ギリシャの「感染力」弱まる-チプラス首相に交渉切り札なし
2015/06/01 17:33 JST
(ブルームバーグ):ギリシャの財政破綻はユーロ圏にも破滅をもたらすというギリシャのチプラス首相の議論に、説得力がなくなりつつある。
救済資金の支払いをめぐるギリシャと債権者側の交渉は週末に進展しなかったが、週明けの市場でイタリア国債とスペイン国債のドイツ国債とのスプレッドはほぼ変わらず。過去1年の平均程度で推移しており、2012年の危機時に比べた影響の小ささが目立つ。
欧州中央銀行(ECB)の量的緩和(QE)が周辺国債の利回り上昇を防いでいる。就任以来、システム全体への危機のリスクに言及し債権者側に譲歩を迫ってきたチプラス首相には痛手だ。
ADMインベスター・サービシズ・インターナショナルのストラテジスト、マーク・オストワルド氏は5月29日のインタビューで、QEがなければギリシャの「交渉の切り札がもっとあったことは疑いない」と指摘した。

データセット =
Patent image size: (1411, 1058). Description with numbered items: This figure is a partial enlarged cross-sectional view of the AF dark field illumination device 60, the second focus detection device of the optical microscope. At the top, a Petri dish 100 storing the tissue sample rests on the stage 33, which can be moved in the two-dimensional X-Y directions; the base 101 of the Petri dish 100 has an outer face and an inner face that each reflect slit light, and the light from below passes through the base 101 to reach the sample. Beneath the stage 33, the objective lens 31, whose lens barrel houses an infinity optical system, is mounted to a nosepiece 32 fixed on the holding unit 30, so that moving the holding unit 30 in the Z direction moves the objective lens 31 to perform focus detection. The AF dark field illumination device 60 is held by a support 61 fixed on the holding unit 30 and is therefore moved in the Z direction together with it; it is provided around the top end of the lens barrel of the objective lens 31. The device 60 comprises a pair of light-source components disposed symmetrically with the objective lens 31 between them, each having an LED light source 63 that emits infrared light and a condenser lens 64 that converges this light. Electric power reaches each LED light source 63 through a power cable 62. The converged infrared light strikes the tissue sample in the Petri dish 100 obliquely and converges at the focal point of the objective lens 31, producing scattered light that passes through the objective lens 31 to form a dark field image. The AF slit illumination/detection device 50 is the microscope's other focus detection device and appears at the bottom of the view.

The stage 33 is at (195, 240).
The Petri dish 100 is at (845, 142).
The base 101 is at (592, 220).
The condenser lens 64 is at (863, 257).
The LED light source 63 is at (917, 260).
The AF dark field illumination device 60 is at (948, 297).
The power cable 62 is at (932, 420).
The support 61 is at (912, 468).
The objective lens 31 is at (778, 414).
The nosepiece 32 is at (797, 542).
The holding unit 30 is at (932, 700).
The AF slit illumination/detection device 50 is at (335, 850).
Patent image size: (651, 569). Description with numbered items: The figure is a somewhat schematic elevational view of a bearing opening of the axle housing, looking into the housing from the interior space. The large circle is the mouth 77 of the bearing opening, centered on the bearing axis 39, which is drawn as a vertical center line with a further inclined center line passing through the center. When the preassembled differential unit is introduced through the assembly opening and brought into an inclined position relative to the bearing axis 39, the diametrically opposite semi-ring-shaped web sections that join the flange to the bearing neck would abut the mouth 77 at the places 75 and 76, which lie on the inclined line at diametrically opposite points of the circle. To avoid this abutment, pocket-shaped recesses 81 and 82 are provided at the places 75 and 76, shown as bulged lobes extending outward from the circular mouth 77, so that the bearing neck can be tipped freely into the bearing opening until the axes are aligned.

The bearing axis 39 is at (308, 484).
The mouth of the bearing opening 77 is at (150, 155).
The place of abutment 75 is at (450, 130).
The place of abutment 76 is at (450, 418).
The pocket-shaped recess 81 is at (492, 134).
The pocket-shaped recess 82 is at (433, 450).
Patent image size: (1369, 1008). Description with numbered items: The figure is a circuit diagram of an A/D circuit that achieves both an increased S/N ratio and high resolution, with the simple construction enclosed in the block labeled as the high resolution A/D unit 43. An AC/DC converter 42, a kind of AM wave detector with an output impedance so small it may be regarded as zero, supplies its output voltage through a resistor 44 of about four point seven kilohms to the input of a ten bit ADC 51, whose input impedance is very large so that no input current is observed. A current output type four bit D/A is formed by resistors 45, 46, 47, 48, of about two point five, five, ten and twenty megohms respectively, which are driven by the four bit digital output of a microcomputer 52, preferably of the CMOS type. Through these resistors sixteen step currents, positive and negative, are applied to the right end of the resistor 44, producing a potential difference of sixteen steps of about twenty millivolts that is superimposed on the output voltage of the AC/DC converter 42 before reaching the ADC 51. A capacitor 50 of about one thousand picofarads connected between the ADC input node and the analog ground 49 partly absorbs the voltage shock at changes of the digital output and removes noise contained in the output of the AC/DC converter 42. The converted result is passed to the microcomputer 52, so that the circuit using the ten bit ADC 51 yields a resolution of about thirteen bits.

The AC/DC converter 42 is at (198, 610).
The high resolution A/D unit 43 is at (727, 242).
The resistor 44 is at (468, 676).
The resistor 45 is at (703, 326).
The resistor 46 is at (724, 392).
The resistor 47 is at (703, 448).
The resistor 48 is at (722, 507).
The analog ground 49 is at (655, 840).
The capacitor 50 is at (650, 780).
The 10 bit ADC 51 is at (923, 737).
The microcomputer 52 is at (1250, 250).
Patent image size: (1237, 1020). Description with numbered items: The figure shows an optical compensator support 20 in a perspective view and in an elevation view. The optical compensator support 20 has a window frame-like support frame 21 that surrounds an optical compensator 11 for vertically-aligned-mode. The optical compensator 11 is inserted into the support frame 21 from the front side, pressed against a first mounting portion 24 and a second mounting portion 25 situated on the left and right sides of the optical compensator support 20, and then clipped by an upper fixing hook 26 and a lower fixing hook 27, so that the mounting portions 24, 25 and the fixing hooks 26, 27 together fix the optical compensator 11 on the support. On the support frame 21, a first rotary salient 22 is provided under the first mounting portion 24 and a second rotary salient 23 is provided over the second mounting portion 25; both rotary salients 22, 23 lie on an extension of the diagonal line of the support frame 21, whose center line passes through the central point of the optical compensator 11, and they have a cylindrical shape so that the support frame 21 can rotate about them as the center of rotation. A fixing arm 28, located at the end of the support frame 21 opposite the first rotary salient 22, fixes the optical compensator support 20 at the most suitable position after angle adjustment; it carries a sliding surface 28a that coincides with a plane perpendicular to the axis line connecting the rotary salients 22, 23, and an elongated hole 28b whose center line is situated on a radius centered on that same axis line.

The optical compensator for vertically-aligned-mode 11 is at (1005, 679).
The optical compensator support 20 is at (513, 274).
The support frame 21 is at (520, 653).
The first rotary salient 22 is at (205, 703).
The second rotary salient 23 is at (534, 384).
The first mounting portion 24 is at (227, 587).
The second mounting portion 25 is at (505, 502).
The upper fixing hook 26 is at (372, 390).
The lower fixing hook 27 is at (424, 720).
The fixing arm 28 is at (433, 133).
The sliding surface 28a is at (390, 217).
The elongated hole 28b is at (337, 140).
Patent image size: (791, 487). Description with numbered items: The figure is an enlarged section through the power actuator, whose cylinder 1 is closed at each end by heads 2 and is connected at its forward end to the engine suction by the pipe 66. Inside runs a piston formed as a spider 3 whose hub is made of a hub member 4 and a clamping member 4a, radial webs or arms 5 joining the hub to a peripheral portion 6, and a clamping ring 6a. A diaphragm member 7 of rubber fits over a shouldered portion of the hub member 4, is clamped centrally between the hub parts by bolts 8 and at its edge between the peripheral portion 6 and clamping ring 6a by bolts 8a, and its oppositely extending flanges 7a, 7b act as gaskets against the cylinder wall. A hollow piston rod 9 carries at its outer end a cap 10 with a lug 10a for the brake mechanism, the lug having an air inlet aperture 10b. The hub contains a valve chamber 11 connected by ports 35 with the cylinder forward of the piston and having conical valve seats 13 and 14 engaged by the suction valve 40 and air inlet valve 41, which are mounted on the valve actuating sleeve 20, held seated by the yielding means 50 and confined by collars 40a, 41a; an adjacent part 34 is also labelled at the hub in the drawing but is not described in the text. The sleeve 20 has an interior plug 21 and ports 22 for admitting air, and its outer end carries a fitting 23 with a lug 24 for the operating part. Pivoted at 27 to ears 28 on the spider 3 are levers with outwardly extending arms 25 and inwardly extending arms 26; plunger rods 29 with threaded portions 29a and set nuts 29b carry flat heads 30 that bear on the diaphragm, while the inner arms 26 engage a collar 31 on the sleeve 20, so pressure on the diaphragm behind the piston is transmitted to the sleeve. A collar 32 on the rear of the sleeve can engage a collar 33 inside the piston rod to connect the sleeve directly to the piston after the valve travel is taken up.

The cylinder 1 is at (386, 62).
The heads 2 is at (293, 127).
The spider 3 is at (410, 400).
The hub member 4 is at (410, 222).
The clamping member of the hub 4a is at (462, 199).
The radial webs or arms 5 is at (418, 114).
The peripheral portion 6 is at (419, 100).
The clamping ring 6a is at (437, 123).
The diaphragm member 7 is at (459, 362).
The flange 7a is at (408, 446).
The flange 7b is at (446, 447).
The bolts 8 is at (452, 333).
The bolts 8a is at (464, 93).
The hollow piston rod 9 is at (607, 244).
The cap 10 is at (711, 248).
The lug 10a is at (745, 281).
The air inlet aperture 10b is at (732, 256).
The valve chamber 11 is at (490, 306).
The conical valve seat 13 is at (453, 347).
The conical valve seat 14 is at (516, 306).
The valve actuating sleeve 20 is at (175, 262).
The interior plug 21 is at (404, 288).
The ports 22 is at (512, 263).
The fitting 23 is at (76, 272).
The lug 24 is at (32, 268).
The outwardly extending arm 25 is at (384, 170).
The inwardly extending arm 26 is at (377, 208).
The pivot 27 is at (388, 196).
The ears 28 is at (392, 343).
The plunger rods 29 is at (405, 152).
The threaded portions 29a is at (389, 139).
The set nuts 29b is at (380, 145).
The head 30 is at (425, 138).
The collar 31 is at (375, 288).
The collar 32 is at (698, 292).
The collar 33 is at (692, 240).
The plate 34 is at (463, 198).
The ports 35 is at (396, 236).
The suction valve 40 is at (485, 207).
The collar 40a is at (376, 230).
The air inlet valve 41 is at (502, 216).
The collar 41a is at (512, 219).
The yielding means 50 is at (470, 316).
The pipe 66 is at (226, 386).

短い演習 A = ギリシャ情勢の記事では、週明けの市場でイタリア国債とスペイン国債のドイツ国債とのスプレッドはどうなったとされていますか？
短い演習 B = ギリシャ情勢の記事に出てくる国名は何ですか？すべて挙げてください。
短い演習 C = ギリシャ情勢の記事の最後の文に続けて、その先を書き進めてください。

最終結果 A = ほぼ変わらず、過去1年の平均程度で推移していました。

最終結果 B = ギリシャ、イタリア、スペイン、ドイツ

最終結果 C =
ロンドン時間6月1日午前8時29分(日本時間午後4時29分)現在、スペイン10年債利回り は1.86%。ドイツ債との利回り格差は136ベーシスポイント(bp、1bp=0.01%)で、過去1年の平均の122bpからそれほど大きく拡大していない。イタリア債のスプレッドは138bpで1年平均を1bp上回っているだけだ。
原題:Greek Contagion Contained May Weaken Tsipras Bargaining Position(抜粋)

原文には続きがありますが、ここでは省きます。